• Directions
Report how many lines in the listing below include the word "name". Write nothing besides the number.

• Figure record extracts
[Begin]
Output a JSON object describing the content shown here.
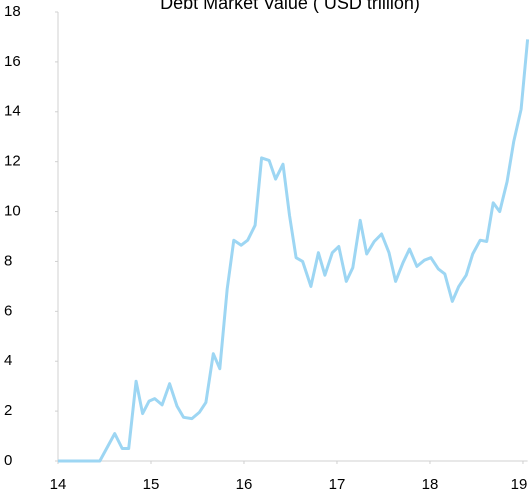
{
  "chart_data": {
    "type": "line",
    "title": "Debt Market Value ( USD trillion)",
    "x": [
      14.0,
      14.13,
      14.29,
      14.45,
      14.61,
      14.69,
      14.76,
      14.84,
      14.91,
      14.98,
      15.04,
      15.12,
      15.2,
      15.28,
      15.35,
      15.44,
      15.52,
      15.59,
      15.67,
      15.74,
      15.82,
      15.89,
      15.97,
      16.04,
      16.12,
      16.19,
      16.27,
      16.34,
      16.42,
      16.49,
      16.56,
      16.63,
      16.72,
      16.8,
      16.87,
      16.95,
      17.02,
      17.1,
      17.17,
      17.25,
      17.32,
      17.4,
      17.48,
      17.56,
      17.63,
      17.71,
      17.78,
      17.86,
      17.94,
      18.01,
      18.09,
      18.16,
      18.24,
      18.31,
      18.39,
      18.46,
      18.54,
      18.61,
      18.68,
      18.75,
      18.83,
      18.9,
      18.98,
      19.05
    ],
    "series": [
      {
        "name": "Debt Market Value",
        "color": "#9dd6f3",
        "values": [
          0,
          0,
          0,
          0,
          1.1,
          0.5,
          0.5,
          3.2,
          1.9,
          2.4,
          2.5,
          2.25,
          3.1,
          2.2,
          1.75,
          1.7,
          1.95,
          2.35,
          4.3,
          3.7,
          6.9,
          8.85,
          8.65,
          8.85,
          9.45,
          12.15,
          12.05,
          11.3,
          11.9,
          9.85,
          8.15,
          8.0,
          7.0,
          8.35,
          7.45,
          8.35,
          8.6,
          7.2,
          7.75,
          9.65,
          8.3,
          8.8,
          9.1,
          8.35,
          7.2,
          7.95,
          8.5,
          7.8,
          8.05,
          8.15,
          7.7,
          7.5,
          6.4,
          7.0,
          7.45,
          8.3,
          8.85,
          8.8,
          10.35,
          10.0,
          11.2,
          12.8,
          14.1,
          16.9
        ]
      }
    ],
    "xlim": [
      14,
      19.05
    ],
    "xticks": [
      14,
      15,
      16,
      17,
      18,
      19
    ],
    "ylim": [
      0,
      18
    ],
    "yticks": [
      0,
      2,
      4,
      6,
      8,
      10,
      12,
      14,
      16,
      18
    ],
    "grid": false
  }
}
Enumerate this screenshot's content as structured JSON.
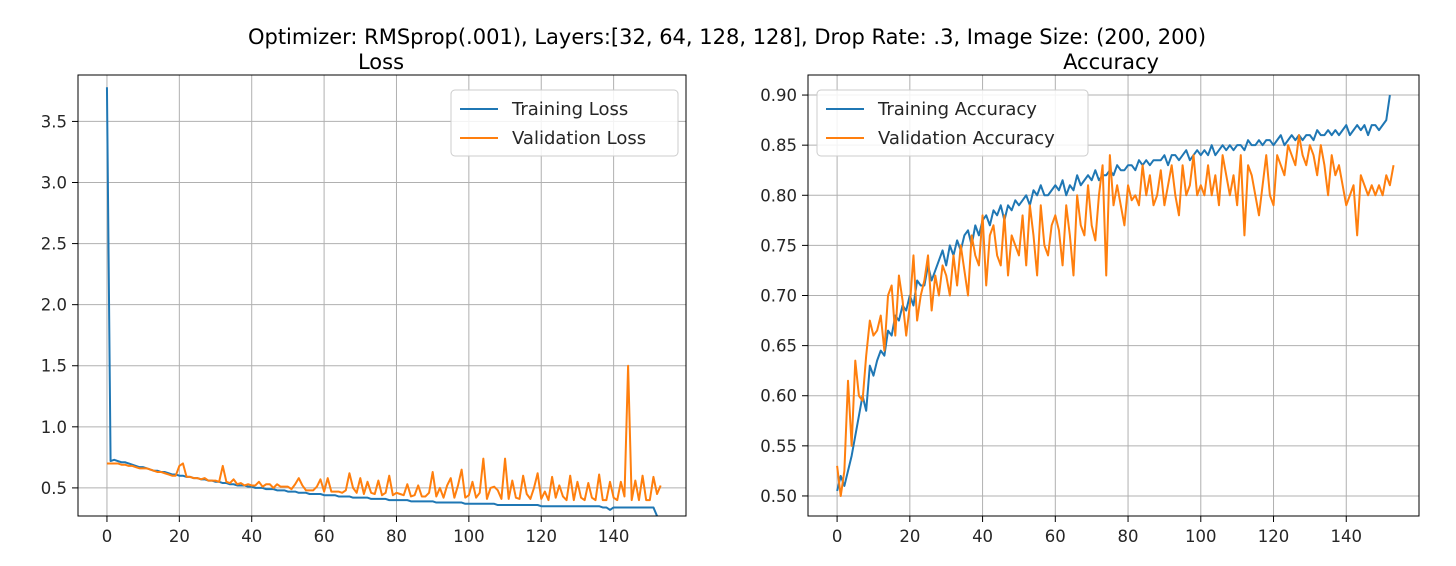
{
  "figure": {
    "suptitle": "Optimizer: RMSprop(.001), Layers:[32, 64, 128, 128], Drop Rate: .3, Image Size: (200, 200)"
  },
  "chart_data": [
    {
      "type": "line",
      "title": "Loss",
      "xlabel": "",
      "ylabel": "",
      "xlim": [
        -8,
        160
      ],
      "ylim": [
        0.27,
        3.88
      ],
      "xticks": [
        0,
        20,
        40,
        60,
        80,
        100,
        120,
        140
      ],
      "yticks": [
        0.5,
        1.0,
        1.5,
        2.0,
        2.5,
        3.0,
        3.5
      ],
      "ytick_labels": [
        "0.5",
        "1.0",
        "1.5",
        "2.0",
        "2.5",
        "3.0",
        "3.5"
      ],
      "grid": true,
      "legend": "upper right",
      "series": [
        {
          "name": "Training Loss",
          "color": "#1f77b4",
          "values": [
            3.78,
            0.72,
            0.73,
            0.72,
            0.71,
            0.71,
            0.7,
            0.69,
            0.68,
            0.67,
            0.67,
            0.66,
            0.65,
            0.64,
            0.64,
            0.63,
            0.63,
            0.62,
            0.61,
            0.61,
            0.6,
            0.6,
            0.59,
            0.59,
            0.58,
            0.58,
            0.57,
            0.57,
            0.56,
            0.56,
            0.55,
            0.55,
            0.54,
            0.54,
            0.53,
            0.53,
            0.52,
            0.52,
            0.52,
            0.51,
            0.51,
            0.5,
            0.5,
            0.5,
            0.49,
            0.49,
            0.49,
            0.48,
            0.48,
            0.48,
            0.47,
            0.47,
            0.47,
            0.46,
            0.46,
            0.46,
            0.45,
            0.45,
            0.45,
            0.45,
            0.44,
            0.44,
            0.44,
            0.44,
            0.43,
            0.43,
            0.43,
            0.43,
            0.42,
            0.42,
            0.42,
            0.42,
            0.42,
            0.41,
            0.41,
            0.41,
            0.41,
            0.41,
            0.4,
            0.4,
            0.4,
            0.4,
            0.4,
            0.4,
            0.39,
            0.39,
            0.39,
            0.39,
            0.39,
            0.39,
            0.39,
            0.38,
            0.38,
            0.38,
            0.38,
            0.38,
            0.38,
            0.38,
            0.38,
            0.37,
            0.37,
            0.37,
            0.37,
            0.37,
            0.37,
            0.37,
            0.37,
            0.37,
            0.36,
            0.36,
            0.36,
            0.36,
            0.36,
            0.36,
            0.36,
            0.36,
            0.36,
            0.36,
            0.36,
            0.36,
            0.35,
            0.35,
            0.35,
            0.35,
            0.35,
            0.35,
            0.35,
            0.35,
            0.35,
            0.35,
            0.35,
            0.35,
            0.35,
            0.35,
            0.35,
            0.35,
            0.35,
            0.34,
            0.34,
            0.32,
            0.34,
            0.34,
            0.34,
            0.34,
            0.34,
            0.34,
            0.34,
            0.34,
            0.34,
            0.34,
            0.34,
            0.34,
            0.27
          ]
        },
        {
          "name": "Validation Loss",
          "color": "#ff7f0e",
          "values": [
            0.7,
            0.7,
            0.7,
            0.7,
            0.69,
            0.69,
            0.68,
            0.68,
            0.67,
            0.66,
            0.66,
            0.66,
            0.65,
            0.64,
            0.63,
            0.63,
            0.62,
            0.61,
            0.6,
            0.6,
            0.68,
            0.7,
            0.59,
            0.59,
            0.58,
            0.58,
            0.57,
            0.58,
            0.56,
            0.56,
            0.56,
            0.55,
            0.68,
            0.55,
            0.54,
            0.57,
            0.53,
            0.54,
            0.52,
            0.53,
            0.52,
            0.52,
            0.55,
            0.51,
            0.53,
            0.53,
            0.5,
            0.53,
            0.51,
            0.51,
            0.51,
            0.49,
            0.53,
            0.58,
            0.52,
            0.48,
            0.48,
            0.48,
            0.51,
            0.57,
            0.47,
            0.58,
            0.47,
            0.47,
            0.47,
            0.46,
            0.48,
            0.62,
            0.5,
            0.46,
            0.58,
            0.45,
            0.55,
            0.46,
            0.45,
            0.56,
            0.44,
            0.46,
            0.6,
            0.44,
            0.46,
            0.45,
            0.44,
            0.53,
            0.43,
            0.44,
            0.52,
            0.43,
            0.43,
            0.46,
            0.63,
            0.43,
            0.5,
            0.42,
            0.52,
            0.58,
            0.42,
            0.52,
            0.65,
            0.42,
            0.44,
            0.55,
            0.42,
            0.46,
            0.74,
            0.41,
            0.5,
            0.51,
            0.48,
            0.41,
            0.74,
            0.41,
            0.56,
            0.42,
            0.41,
            0.6,
            0.45,
            0.41,
            0.5,
            0.62,
            0.41,
            0.47,
            0.4,
            0.59,
            0.42,
            0.52,
            0.43,
            0.4,
            0.6,
            0.4,
            0.55,
            0.42,
            0.4,
            0.54,
            0.42,
            0.4,
            0.61,
            0.4,
            0.4,
            0.55,
            0.42,
            0.4,
            0.55,
            0.43,
            1.5,
            0.4,
            0.56,
            0.4,
            0.6,
            0.4,
            0.4,
            0.59,
            0.45,
            0.52
          ]
        }
      ]
    },
    {
      "type": "line",
      "title": "Accuracy",
      "xlabel": "",
      "ylabel": "",
      "xlim": [
        -8,
        160
      ],
      "ylim": [
        0.48,
        0.92
      ],
      "xticks": [
        0,
        20,
        40,
        60,
        80,
        100,
        120,
        140
      ],
      "yticks": [
        0.5,
        0.55,
        0.6,
        0.65,
        0.7,
        0.75,
        0.8,
        0.85,
        0.9
      ],
      "ytick_labels": [
        "0.50",
        "0.55",
        "0.60",
        "0.65",
        "0.70",
        "0.75",
        "0.80",
        "0.85",
        "0.90"
      ],
      "grid": true,
      "legend": "upper left",
      "series": [
        {
          "name": "Training Accuracy",
          "color": "#1f77b4",
          "values": [
            0.505,
            0.52,
            0.51,
            0.525,
            0.54,
            0.56,
            0.58,
            0.6,
            0.585,
            0.63,
            0.62,
            0.635,
            0.645,
            0.64,
            0.665,
            0.66,
            0.68,
            0.675,
            0.69,
            0.685,
            0.7,
            0.69,
            0.715,
            0.71,
            0.71,
            0.73,
            0.715,
            0.725,
            0.735,
            0.745,
            0.73,
            0.75,
            0.74,
            0.755,
            0.745,
            0.76,
            0.765,
            0.75,
            0.77,
            0.76,
            0.775,
            0.78,
            0.77,
            0.785,
            0.78,
            0.79,
            0.775,
            0.79,
            0.785,
            0.795,
            0.79,
            0.795,
            0.8,
            0.79,
            0.805,
            0.8,
            0.81,
            0.8,
            0.8,
            0.805,
            0.81,
            0.805,
            0.815,
            0.8,
            0.81,
            0.805,
            0.82,
            0.81,
            0.815,
            0.82,
            0.815,
            0.825,
            0.815,
            0.82,
            0.82,
            0.825,
            0.82,
            0.83,
            0.825,
            0.825,
            0.83,
            0.83,
            0.825,
            0.835,
            0.83,
            0.835,
            0.83,
            0.835,
            0.835,
            0.835,
            0.84,
            0.83,
            0.84,
            0.84,
            0.835,
            0.84,
            0.845,
            0.835,
            0.84,
            0.845,
            0.84,
            0.845,
            0.84,
            0.85,
            0.84,
            0.845,
            0.85,
            0.845,
            0.85,
            0.845,
            0.85,
            0.85,
            0.845,
            0.855,
            0.85,
            0.85,
            0.855,
            0.85,
            0.855,
            0.855,
            0.85,
            0.855,
            0.86,
            0.85,
            0.855,
            0.86,
            0.855,
            0.86,
            0.855,
            0.86,
            0.86,
            0.855,
            0.865,
            0.86,
            0.86,
            0.865,
            0.86,
            0.865,
            0.86,
            0.865,
            0.87,
            0.86,
            0.865,
            0.87,
            0.865,
            0.87,
            0.86,
            0.87,
            0.87,
            0.865,
            0.87,
            0.875,
            0.9
          ]
        },
        {
          "name": "Validation Accuracy",
          "color": "#ff7f0e",
          "values": [
            0.53,
            0.5,
            0.525,
            0.615,
            0.55,
            0.635,
            0.6,
            0.595,
            0.64,
            0.675,
            0.66,
            0.665,
            0.68,
            0.645,
            0.7,
            0.71,
            0.66,
            0.72,
            0.695,
            0.66,
            0.69,
            0.74,
            0.675,
            0.7,
            0.715,
            0.74,
            0.685,
            0.72,
            0.7,
            0.73,
            0.72,
            0.7,
            0.74,
            0.71,
            0.75,
            0.725,
            0.7,
            0.76,
            0.74,
            0.73,
            0.78,
            0.71,
            0.76,
            0.77,
            0.74,
            0.73,
            0.78,
            0.72,
            0.76,
            0.75,
            0.74,
            0.78,
            0.73,
            0.79,
            0.76,
            0.72,
            0.79,
            0.75,
            0.74,
            0.77,
            0.78,
            0.765,
            0.73,
            0.79,
            0.76,
            0.72,
            0.8,
            0.77,
            0.76,
            0.81,
            0.77,
            0.755,
            0.8,
            0.83,
            0.72,
            0.84,
            0.79,
            0.81,
            0.79,
            0.77,
            0.81,
            0.795,
            0.8,
            0.79,
            0.83,
            0.8,
            0.82,
            0.79,
            0.8,
            0.825,
            0.79,
            0.81,
            0.83,
            0.8,
            0.78,
            0.83,
            0.8,
            0.81,
            0.84,
            0.8,
            0.81,
            0.8,
            0.83,
            0.8,
            0.82,
            0.79,
            0.84,
            0.82,
            0.8,
            0.82,
            0.79,
            0.84,
            0.76,
            0.83,
            0.82,
            0.8,
            0.78,
            0.81,
            0.84,
            0.8,
            0.79,
            0.84,
            0.83,
            0.82,
            0.85,
            0.84,
            0.83,
            0.86,
            0.84,
            0.83,
            0.85,
            0.84,
            0.82,
            0.85,
            0.83,
            0.8,
            0.84,
            0.82,
            0.83,
            0.81,
            0.79,
            0.8,
            0.81,
            0.76,
            0.82,
            0.81,
            0.8,
            0.81,
            0.8,
            0.81,
            0.8,
            0.82,
            0.81,
            0.83
          ]
        }
      ]
    }
  ]
}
[End]
• Answer to this problem
5